● Aim
Your task is to extract every entry that follows word for word while excluding the pictures.

* start Records supplied *

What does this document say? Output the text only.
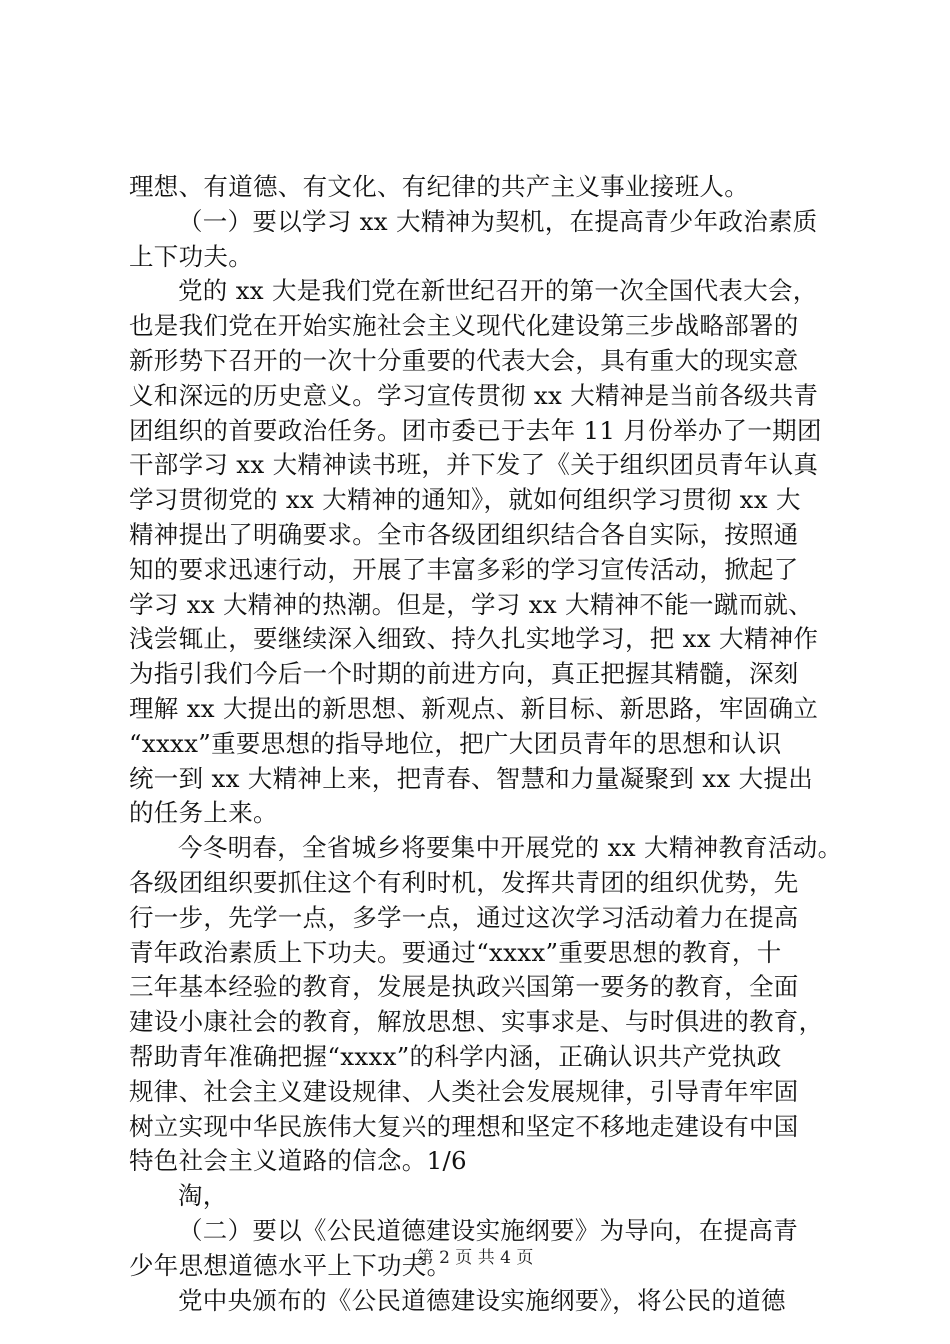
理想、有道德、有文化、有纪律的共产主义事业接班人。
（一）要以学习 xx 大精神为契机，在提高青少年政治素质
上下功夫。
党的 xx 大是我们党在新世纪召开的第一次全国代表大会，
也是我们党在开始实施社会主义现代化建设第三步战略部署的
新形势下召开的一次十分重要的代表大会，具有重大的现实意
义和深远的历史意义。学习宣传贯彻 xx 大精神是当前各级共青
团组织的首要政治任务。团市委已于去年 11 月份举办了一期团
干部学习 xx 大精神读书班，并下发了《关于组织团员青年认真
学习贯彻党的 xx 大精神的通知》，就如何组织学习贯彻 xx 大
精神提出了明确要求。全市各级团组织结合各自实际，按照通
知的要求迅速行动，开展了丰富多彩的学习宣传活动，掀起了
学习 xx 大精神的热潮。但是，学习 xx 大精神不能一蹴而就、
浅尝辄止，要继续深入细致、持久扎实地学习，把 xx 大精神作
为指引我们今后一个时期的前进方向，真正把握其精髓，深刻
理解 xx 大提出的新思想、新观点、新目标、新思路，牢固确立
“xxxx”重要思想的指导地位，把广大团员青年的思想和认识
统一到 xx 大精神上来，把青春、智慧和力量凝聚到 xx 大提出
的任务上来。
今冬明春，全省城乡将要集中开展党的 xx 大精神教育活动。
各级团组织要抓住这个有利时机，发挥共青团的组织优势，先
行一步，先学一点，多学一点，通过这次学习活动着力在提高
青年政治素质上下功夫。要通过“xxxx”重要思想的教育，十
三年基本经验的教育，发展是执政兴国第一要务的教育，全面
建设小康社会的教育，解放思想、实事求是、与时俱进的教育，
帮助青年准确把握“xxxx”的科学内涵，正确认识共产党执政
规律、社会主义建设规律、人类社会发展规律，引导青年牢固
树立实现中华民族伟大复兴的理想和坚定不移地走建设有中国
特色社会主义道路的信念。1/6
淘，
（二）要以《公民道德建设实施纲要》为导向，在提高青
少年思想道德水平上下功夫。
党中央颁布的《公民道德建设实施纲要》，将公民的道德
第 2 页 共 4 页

* end Records supplied *

● Response
What does this document say? Output the text only.
理想、有道德、有文化、有纪律的共产主义事业接班人。
（一）要以学习 xx 大精神为契机，在提高青少年政治素质
上下功夫。
党的 xx 大是我们党在新世纪召开的第一次全国代表大会，
也是我们党在开始实施社会主义现代化建设第三步战略部署的
新形势下召开的一次十分重要的代表大会，具有重大的现实意
义和深远的历史意义。学习宣传贯彻 xx 大精神是当前各级共青
团组织的首要政治任务。团市委已于去年 11 月份举办了一期团
干部学习 xx 大精神读书班，并下发了《关于组织团员青年认真
学习贯彻党的 xx 大精神的通知》，就如何组织学习贯彻 xx 大
精神提出了明确要求。全市各级团组织结合各自实际，按照通
知的要求迅速行动，开展了丰富多彩的学习宣传活动，掀起了
学习 xx 大精神的热潮。但是，学习 xx 大精神不能一蹴而就、
浅尝辄止，要继续深入细致、持久扎实地学习，把 xx 大精神作
为指引我们今后一个时期的前进方向，真正把握其精髓，深刻
理解 xx 大提出的新思想、新观点、新目标、新思路，牢固确立
“xxxx”重要思想的指导地位，把广大团员青年的思想和认识
统一到 xx 大精神上来，把青春、智慧和力量凝聚到 xx 大提出
的任务上来。
今冬明春，全省城乡将要集中开展党的 xx 大精神教育活动。
各级团组织要抓住这个有利时机，发挥共青团的组织优势，先
行一步，先学一点，多学一点，通过这次学习活动着力在提高
青年政治素质上下功夫。要通过“xxxx”重要思想的教育，十
三年基本经验的教育，发展是执政兴国第一要务的教育，全面
建设小康社会的教育，解放思想、实事求是、与时俱进的教育，
帮助青年准确把握“xxxx”的科学内涵，正确认识共产党执政
规律、社会主义建设规律、人类社会发展规律，引导青年牢固
树立实现中华民族伟大复兴的理想和坚定不移地走建设有中国
特色社会主义道路的信念。1/6
淘，
（二）要以《公民道德建设实施纲要》为导向，在提高青
少年思想道德水平上下功夫。
党中央颁布的《公民道德建设实施纲要》，将公民的道德
第 2 页 共 4 页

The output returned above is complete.